_Problem details_. Output every entry exactly as given.

[Saved entries]
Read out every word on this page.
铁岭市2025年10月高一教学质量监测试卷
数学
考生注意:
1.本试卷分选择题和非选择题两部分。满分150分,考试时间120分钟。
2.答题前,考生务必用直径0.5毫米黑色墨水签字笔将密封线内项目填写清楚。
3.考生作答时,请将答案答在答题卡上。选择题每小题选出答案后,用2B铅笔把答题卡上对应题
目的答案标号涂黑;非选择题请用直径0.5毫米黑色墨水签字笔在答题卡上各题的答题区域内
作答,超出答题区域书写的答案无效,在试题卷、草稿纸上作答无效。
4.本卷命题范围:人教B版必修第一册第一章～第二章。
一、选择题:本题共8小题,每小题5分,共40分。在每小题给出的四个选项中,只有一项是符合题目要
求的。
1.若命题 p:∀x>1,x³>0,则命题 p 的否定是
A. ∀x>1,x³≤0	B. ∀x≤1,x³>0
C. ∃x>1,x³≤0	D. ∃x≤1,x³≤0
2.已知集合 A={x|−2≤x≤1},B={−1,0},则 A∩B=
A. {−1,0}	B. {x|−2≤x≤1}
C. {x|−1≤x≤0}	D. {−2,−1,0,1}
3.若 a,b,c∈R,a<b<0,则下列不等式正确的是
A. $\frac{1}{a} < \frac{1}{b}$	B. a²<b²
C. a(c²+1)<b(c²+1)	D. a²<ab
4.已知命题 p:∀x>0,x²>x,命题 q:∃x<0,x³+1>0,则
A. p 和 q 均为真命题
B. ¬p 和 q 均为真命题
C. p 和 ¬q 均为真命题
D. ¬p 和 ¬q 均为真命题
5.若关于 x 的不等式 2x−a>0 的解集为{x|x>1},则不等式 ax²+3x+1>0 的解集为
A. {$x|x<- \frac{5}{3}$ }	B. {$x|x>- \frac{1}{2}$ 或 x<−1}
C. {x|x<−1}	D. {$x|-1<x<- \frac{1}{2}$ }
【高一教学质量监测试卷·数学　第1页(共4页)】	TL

_Solution for this problem_.
Read out every word on this page.
铁岭市2025年10月高一教学质量监测试卷
数学
考生注意:
1.本试卷分选择题和非选择题两部分。满分150分,考试时间120分钟。
2.答题前,考生务必用直径0.5毫米黑色墨水签字笔将密封线内项目填写清楚。
3.考生作答时,请将答案答在答题卡上。选择题每小题选出答案后,用2B铅笔把答题卡上对应题
目的答案标号涂黑;非选择题请用直径0.5毫米黑色墨水签字笔在答题卡上各题的答题区域内
作答,超出答题区域书写的答案无效,在试题卷、草稿纸上作答无效。
4.本卷命题范围:人教B版必修第一册第一章～第二章。
一、选择题:本题共8小题,每小题5分,共40分。在每小题给出的四个选项中,只有一项是符合题目要
求的。
1.若命题 p:∀x>1,x³>0,则命题 p 的否定是
A. ∀x>1,x³≤0	B. ∀x≤1,x³>0
C. ∃x>1,x³≤0	D. ∃x≤1,x³≤0
2.已知集合 A={x|−2≤x≤1},B={−1,0},则 A∩B=
A. {−1,0}	B. {x|−2≤x≤1}
C. {x|−1≤x≤0}	D. {−2,−1,0,1}
3.若 a,b,c∈R,a<b<0,则下列不等式正确的是
A. $\frac{1}{a} < \frac{1}{b}$	B. a²<b²
C. a(c²+1)<b(c²+1)	D. a²<ab
4.已知命题 p:∀x>0,x²>x,命题 q:∃x<0,x³+1>0,则
A. p 和 q 均为真命题
B. ¬p 和 q 均为真命题
C. p 和 ¬q 均为真命题
D. ¬p 和 ¬q 均为真命题
5.若关于 x 的不等式 2x−a>0 的解集为{x|x>1},则不等式 ax²+3x+1>0 的解集为
A. {$x|x<- \frac{5}{3}$ }	B. {$x|x>- \frac{1}{2}$ 或 x<−1}
C. {x|x<−1}	D. {$x|-1<x<- \frac{1}{2}$ }
【高一教学质量监测试卷·数学　第1页(共4页)】	TL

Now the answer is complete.